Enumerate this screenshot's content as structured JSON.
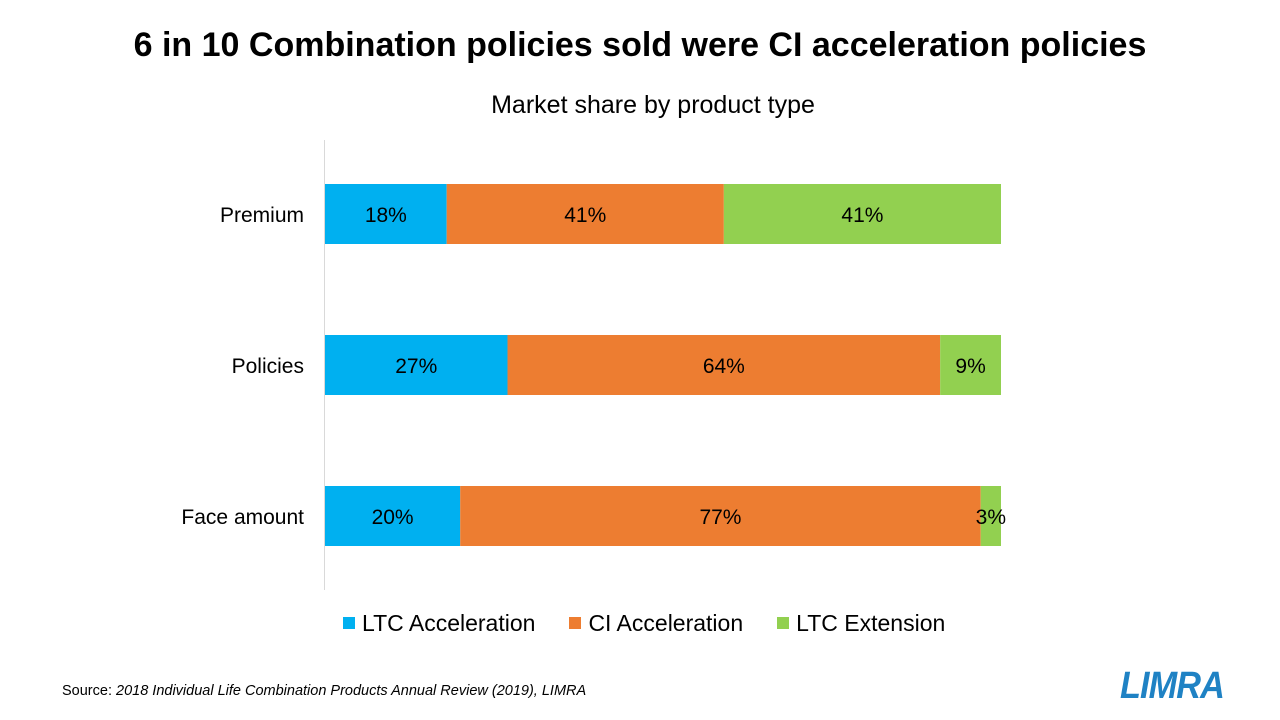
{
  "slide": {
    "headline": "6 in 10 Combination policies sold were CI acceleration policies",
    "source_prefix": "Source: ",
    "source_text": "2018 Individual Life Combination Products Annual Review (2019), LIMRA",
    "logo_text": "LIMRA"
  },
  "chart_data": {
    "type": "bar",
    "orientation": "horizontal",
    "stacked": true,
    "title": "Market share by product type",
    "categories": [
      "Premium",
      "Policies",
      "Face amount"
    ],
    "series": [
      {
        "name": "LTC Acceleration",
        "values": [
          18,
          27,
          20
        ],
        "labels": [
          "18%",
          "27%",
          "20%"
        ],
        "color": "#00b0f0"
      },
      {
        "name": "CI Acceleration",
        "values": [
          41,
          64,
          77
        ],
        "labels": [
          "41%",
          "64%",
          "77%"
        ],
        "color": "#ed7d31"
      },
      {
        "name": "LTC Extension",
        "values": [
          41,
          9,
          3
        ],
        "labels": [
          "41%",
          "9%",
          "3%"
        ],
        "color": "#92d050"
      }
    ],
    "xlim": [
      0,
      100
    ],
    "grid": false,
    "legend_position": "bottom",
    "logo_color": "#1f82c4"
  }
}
______
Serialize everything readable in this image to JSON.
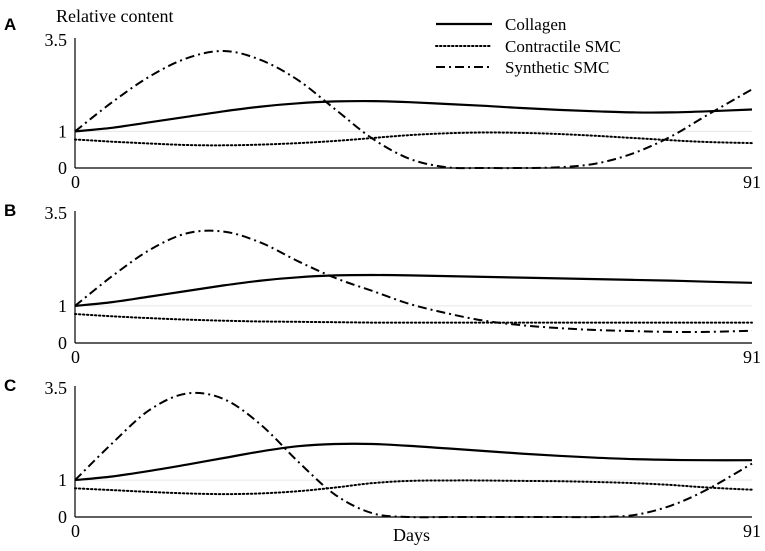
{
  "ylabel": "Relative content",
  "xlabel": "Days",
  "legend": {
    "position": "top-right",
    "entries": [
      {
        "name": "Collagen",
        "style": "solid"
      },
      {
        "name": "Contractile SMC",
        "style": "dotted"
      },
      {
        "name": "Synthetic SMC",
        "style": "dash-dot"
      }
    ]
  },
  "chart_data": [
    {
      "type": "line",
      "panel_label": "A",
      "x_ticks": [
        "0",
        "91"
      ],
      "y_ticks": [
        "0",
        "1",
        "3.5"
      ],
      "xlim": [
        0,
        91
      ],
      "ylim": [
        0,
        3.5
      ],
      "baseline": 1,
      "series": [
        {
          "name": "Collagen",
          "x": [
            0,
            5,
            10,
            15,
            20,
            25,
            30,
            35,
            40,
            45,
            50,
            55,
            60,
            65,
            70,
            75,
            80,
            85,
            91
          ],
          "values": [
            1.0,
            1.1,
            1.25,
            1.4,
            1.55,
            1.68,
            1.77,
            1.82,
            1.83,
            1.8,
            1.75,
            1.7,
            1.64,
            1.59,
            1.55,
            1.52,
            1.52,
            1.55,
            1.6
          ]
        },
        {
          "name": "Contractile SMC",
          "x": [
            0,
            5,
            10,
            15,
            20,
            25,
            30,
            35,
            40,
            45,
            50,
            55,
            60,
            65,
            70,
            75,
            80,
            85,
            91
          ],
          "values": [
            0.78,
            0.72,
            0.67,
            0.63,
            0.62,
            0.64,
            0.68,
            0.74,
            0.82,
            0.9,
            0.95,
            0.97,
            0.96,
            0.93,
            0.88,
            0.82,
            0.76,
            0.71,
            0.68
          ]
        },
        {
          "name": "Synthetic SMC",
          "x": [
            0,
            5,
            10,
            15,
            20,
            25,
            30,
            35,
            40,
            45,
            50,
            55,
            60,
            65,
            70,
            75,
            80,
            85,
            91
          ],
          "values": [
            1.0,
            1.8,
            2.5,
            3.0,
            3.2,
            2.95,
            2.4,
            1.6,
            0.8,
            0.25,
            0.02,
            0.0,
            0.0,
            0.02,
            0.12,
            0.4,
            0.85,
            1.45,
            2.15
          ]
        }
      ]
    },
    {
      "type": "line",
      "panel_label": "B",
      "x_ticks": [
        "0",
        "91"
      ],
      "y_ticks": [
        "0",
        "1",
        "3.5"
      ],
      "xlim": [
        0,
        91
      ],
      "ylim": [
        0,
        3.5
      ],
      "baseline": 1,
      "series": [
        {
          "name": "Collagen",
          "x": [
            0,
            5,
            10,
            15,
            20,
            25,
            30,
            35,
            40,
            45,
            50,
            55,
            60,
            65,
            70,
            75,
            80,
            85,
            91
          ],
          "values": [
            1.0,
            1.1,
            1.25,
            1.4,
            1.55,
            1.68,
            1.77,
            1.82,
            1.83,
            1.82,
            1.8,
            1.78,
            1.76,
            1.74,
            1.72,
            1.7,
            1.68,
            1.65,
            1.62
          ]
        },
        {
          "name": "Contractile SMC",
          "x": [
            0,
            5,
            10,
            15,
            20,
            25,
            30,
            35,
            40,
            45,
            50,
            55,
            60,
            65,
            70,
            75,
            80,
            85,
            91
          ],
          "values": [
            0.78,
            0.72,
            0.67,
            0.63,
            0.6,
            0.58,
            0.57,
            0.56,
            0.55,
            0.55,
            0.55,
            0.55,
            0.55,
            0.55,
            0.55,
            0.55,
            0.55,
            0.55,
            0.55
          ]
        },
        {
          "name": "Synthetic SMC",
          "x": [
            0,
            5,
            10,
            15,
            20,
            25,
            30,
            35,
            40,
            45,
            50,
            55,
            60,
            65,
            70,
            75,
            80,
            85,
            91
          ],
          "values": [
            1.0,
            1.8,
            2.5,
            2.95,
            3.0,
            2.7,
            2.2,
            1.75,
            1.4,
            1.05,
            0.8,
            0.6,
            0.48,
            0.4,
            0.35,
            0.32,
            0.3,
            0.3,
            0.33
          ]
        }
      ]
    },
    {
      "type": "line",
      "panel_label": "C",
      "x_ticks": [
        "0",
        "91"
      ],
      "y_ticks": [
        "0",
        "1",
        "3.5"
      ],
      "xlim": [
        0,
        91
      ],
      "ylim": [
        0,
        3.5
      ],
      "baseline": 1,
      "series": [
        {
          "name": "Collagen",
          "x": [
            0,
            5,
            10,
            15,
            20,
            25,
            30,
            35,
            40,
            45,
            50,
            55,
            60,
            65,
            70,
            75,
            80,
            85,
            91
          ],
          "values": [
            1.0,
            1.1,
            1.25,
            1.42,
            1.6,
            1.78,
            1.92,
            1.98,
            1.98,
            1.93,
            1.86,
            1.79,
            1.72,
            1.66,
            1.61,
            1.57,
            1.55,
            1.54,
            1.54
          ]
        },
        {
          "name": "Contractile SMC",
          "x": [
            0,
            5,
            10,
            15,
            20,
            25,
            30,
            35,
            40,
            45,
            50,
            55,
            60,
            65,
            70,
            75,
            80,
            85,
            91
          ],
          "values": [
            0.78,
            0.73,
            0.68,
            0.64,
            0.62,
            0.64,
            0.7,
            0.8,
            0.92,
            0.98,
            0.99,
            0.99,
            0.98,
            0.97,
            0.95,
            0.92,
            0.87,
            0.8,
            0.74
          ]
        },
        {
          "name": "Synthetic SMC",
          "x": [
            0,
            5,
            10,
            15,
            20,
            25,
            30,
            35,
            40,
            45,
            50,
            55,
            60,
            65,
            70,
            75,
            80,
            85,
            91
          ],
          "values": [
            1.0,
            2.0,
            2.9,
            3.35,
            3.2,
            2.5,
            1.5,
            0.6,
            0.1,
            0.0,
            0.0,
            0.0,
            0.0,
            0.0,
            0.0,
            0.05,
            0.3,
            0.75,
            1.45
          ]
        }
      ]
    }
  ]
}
______
Given request: In the records above, find each line with the word "Combination" and copy it.

The completed task:
    "headline": "6 in 10 Combination policies sold were CI acceleration policies",
    "source_text": "2018 Individual Life Combination Products Annual Review (2019), LIMRA",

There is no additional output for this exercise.